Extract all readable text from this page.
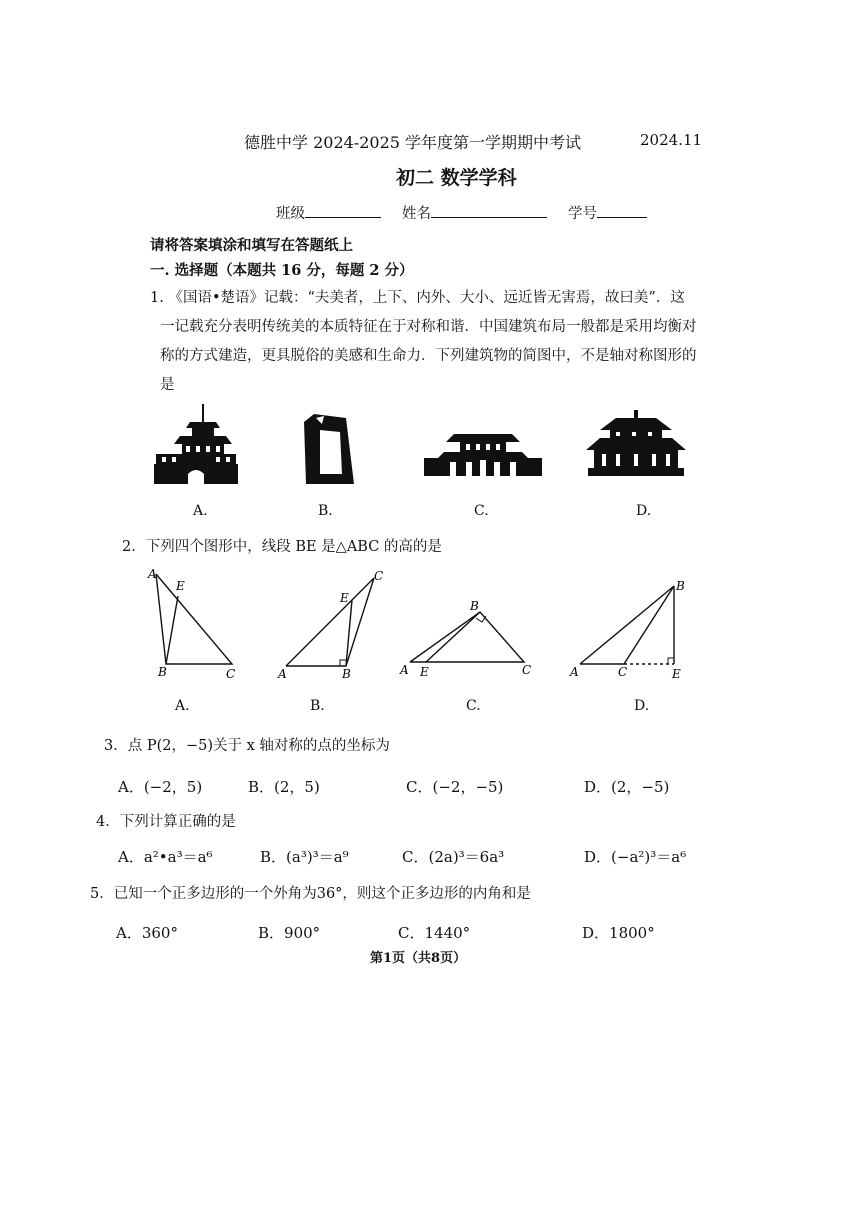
德胜中学 2024-2025 学年度第一学期期中考试	2024.11
初二 数学学科
班级	姓名	学号
请将答案填涂和填写在答题纸上
一. 选择题（本题共 16 分，每题 2 分）
1. 《国语•楚语》记载：“夫美者，上下、内外、大小、远近皆无害焉，故曰美”．这
一记载充分表明传统美的本质特征在于对称和谐．中国建筑布局一般都是采用均衡对
称的方式建造，更具脱俗的美感和生命力．下列建筑物的简图中，不是轴对称图形的
是
A.	B.	C.	D.
2．下列四个图形中，线段 BE 是△ABC 的高的是
A
E
B	C
C
E
A	B
B
A E	C
B
A	C	E
A.	B.	C.	D.
3．点 P(2，−5)关于 x 轴对称的点的坐标为
A．(−2，5)	B．(2，5)	C．(−2，−5)	D．(2，−5)
4．下列计算正确的是
A．a²•a³＝a⁶	B．(a³)³＝a⁹	C．(2a)³＝6a³	D．(−a²)³＝a⁶
5．已知一个正多边形的一个外角为36°，则这个正多边形的内角和是
A．360°	B．900°	C．1440°	D．1800°
第1页（共8页）
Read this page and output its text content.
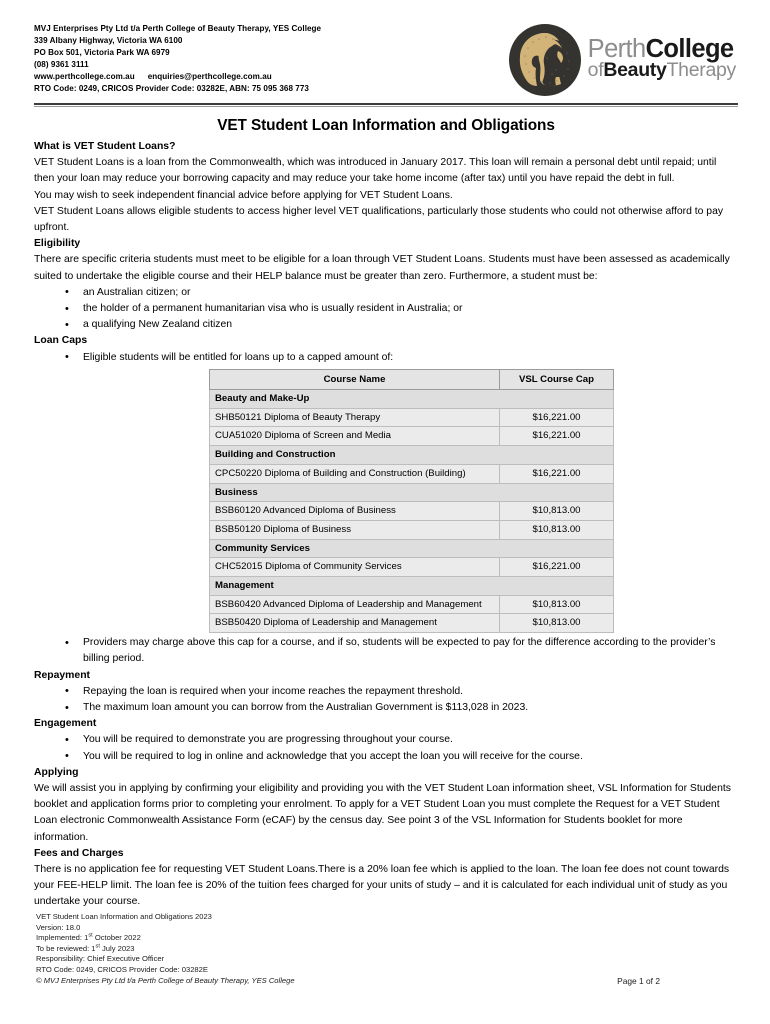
MVJ Enterprises Pty Ltd t/a Perth College of Beauty Therapy, YES College
339 Albany Highway, Victoria WA 6100
PO Box 501, Victoria Park WA 6979
(08) 9361 3111
www.perthcollege.com.au enquiries@perthcollege.com.au
RTO Code: 0249, CRICOS Provider Code: 03282E, ABN: 75 095 368 773
PerthCollege
ofBeautyTherapy
VET Student Loan Information and Obligations
What is VET Student Loans?

VET Student Loans is a loan from the Commonwealth, which was introduced in January 2017. This loan will remain a personal debt until repaid; until then your loan may reduce your borrowing capacity and may reduce your take home income (after tax) until you have repaid the debt in full.

You may wish to seek independent financial advice before applying for VET Student Loans.

VET Student Loans allows eligible students to access higher level VET qualifications, particularly those students who could not otherwise afford to pay upfront.

Eligibility

There are specific criteria students must meet to be eligible for a loan through VET Student Loans. Students must have been assessed as academically suited to undertake the eligible course and their HELP balance must be greater than zero. Furthermore, a student must be:

• an Australian citizen; or
• the holder of a permanent humanitarian visa who is usually resident in Australia; or
• a qualifying New Zealand citizen
Loan Caps
• Eligible students will be entitled for loans up to a capped amount of:
Course Name	VSL Course Cap
Beauty and Make-Up	
SHB50121 Diploma of Beauty Therapy	$16,221.00
CUA51020 Diploma of Screen and Media	$16,221.00
Building and Construction	
CPC50220 Diploma of Building and Construction (Building)	$16,221.00
Business	
BSB60120 Advanced Diploma of Business	$10,813.00
BSB50120 Diploma of Business	$10,813.00
Community Services	
CHC52015 Diploma of Community Services	$16,221.00
Management	
BSB60420 Advanced Diploma of Leadership and Management	$10,813.00
BSB50420 Diploma of Leadership and Management	$10,813.00
• Providers may charge above this cap for a course, and if so, students will be expected to pay for the difference according to the provider’s billing period.
Repayment
• Repaying the loan is required when your income reaches the repayment threshold.
• The maximum loan amount you can borrow from the Australian Government is $113,028 in 2023.
Engagement
• You will be required to demonstrate you are progressing throughout your course.
• You will be required to log in online and acknowledge that you accept the loan you will receive for the course.
Applying

We will assist you in applying by confirming your eligibility and providing you with the VET Student Loan information sheet, VSL Information for Students booklet and application forms prior to completing your enrolment. To apply for a VET Student Loan you must complete the Request for a VET Student Loan electronic Commonwealth Assistance Form (eCAF) by the census day. See point 3 of the VSL Information for Students booklet for more information.

Fees and Charges

There is no application fee for requesting VET Student Loans.There is a 20% loan fee which is applied to the loan. The loan fee does not count towards your FEE-HELP limit. The loan fee is 20% of the tuition fees charged for your units of study – and it is calculated for each individual unit of study as you undertake your course.

VET Student Loan Information and Obligations 2023
Version: 18.0
Implemented: 1st October 2022
To be reviewed: 1st July 2023
Responsibility: Chief Executive Officer
RTO Code: 0249, CRICOS Provider Code: 03282E
© MVJ Enterprises Pty Ltd t/a Perth College of Beauty Therapy, YES College	Page 1 of 2
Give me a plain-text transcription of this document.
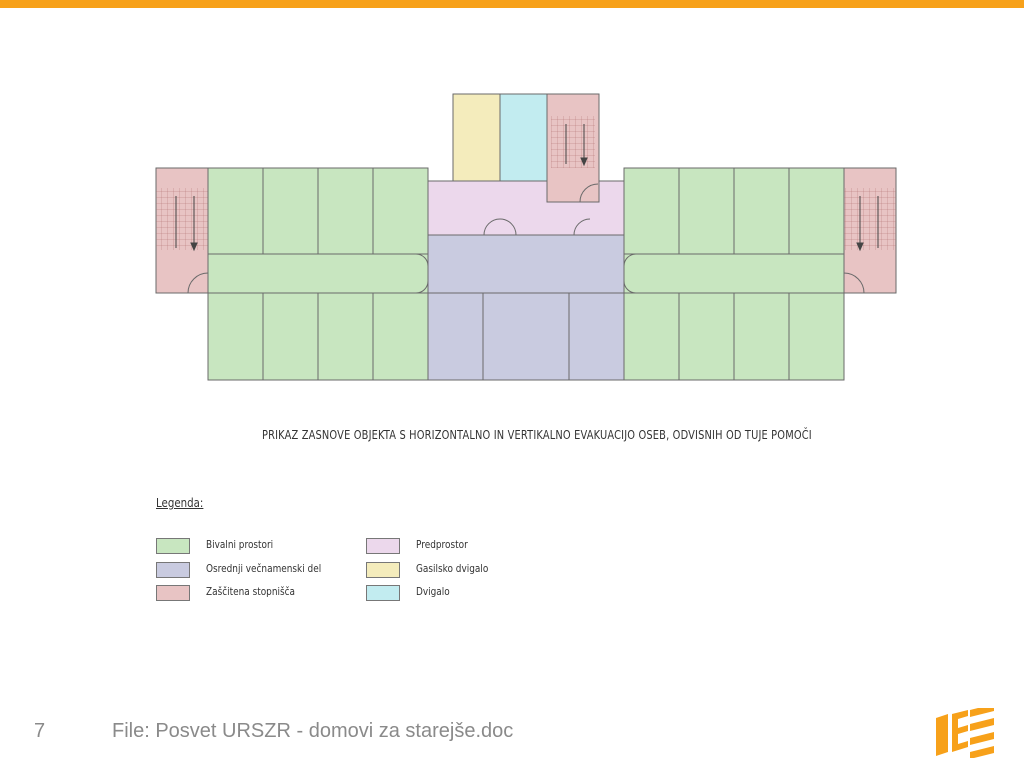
PRIKAZ ZASNOVE OBJEKTA S HORIZONTALNO IN VERTIKALNO EVAKUACIJO OSEB, ODVISNIH OD TUJE POMOČI
Legenda:
Bivalni prostori
Osrednji večnamenski del
Zaščitena stopnišča
Predprostor
Gasilsko dvigalo
Dvigalo
7	File: Posvet URSZR - domovi za starejše.doc
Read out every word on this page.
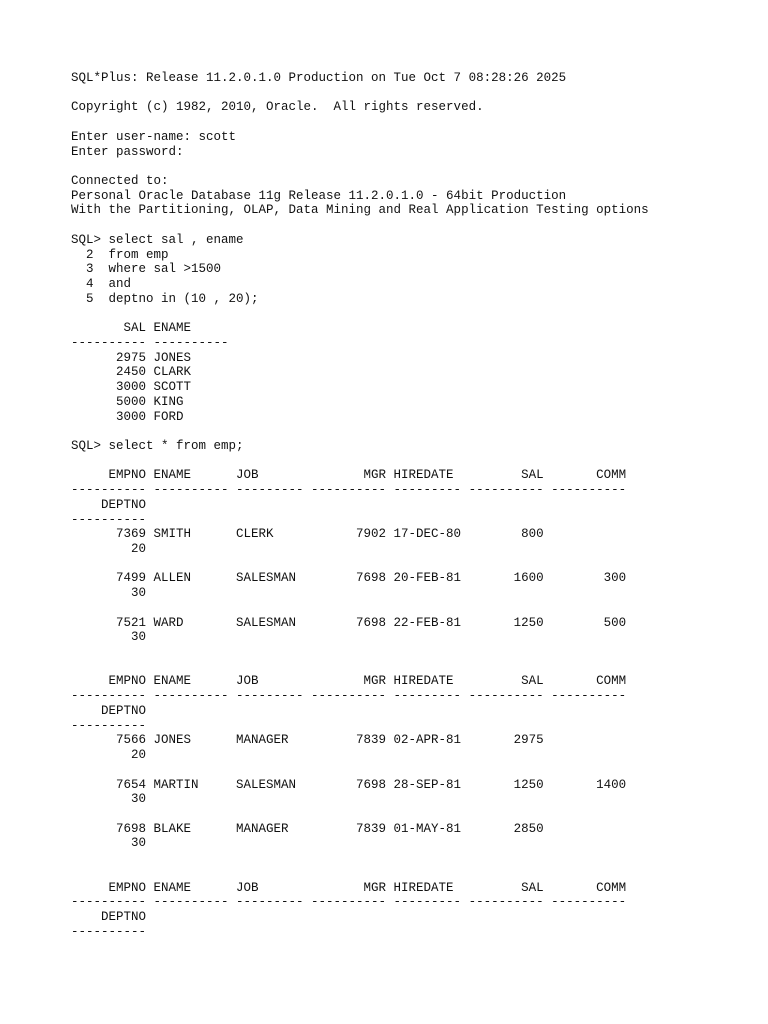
SQL*Plus: Release 11.2.0.1.0 Production on Tue Oct 7 08:28:26 2025

Copyright (c) 1982, 2010, Oracle.  All rights reserved.

Enter user-name: scott
Enter password:

Connected to:
Personal Oracle Database 11g Release 11.2.0.1.0 - 64bit Production
With the Partitioning, OLAP, Data Mining and Real Application Testing options

SQL> select sal , ename
2  from emp
3  where sal >1500
4  and
5  deptno in (10 , 20);

SAL ENAME
---------- ----------
2975 JONES
2450 CLARK
3000 SCOTT
5000 KING
3000 FORD

SQL> select * from emp;

EMPNO ENAME      JOB              MGR HIREDATE         SAL       COMM
---------- ---------- --------- ---------- --------- ---------- ----------
DEPTNO
----------
7369 SMITH      CLERK           7902 17-DEC-80        800
20

7499 ALLEN      SALESMAN        7698 20-FEB-81       1600        300
30

7521 WARD       SALESMAN        7698 22-FEB-81       1250        500
30

EMPNO ENAME      JOB              MGR HIREDATE         SAL       COMM
---------- ---------- --------- ---------- --------- ---------- ----------
DEPTNO
----------
7566 JONES      MANAGER         7839 02-APR-81       2975
20

7654 MARTIN     SALESMAN        7698 28-SEP-81       1250       1400
30

7698 BLAKE      MANAGER         7839 01-MAY-81       2850
30

EMPNO ENAME      JOB              MGR HIREDATE         SAL       COMM
---------- ---------- --------- ---------- --------- ---------- ----------
DEPTNO
----------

What you should do >> From the material above, gather all lines that include the string "MANAGER" and copy them.

Result of this exercise >>
7566 JONES      MANAGER         7839 02-APR-81       2975
7698 BLAKE      MANAGER         7839 01-MAY-81       2850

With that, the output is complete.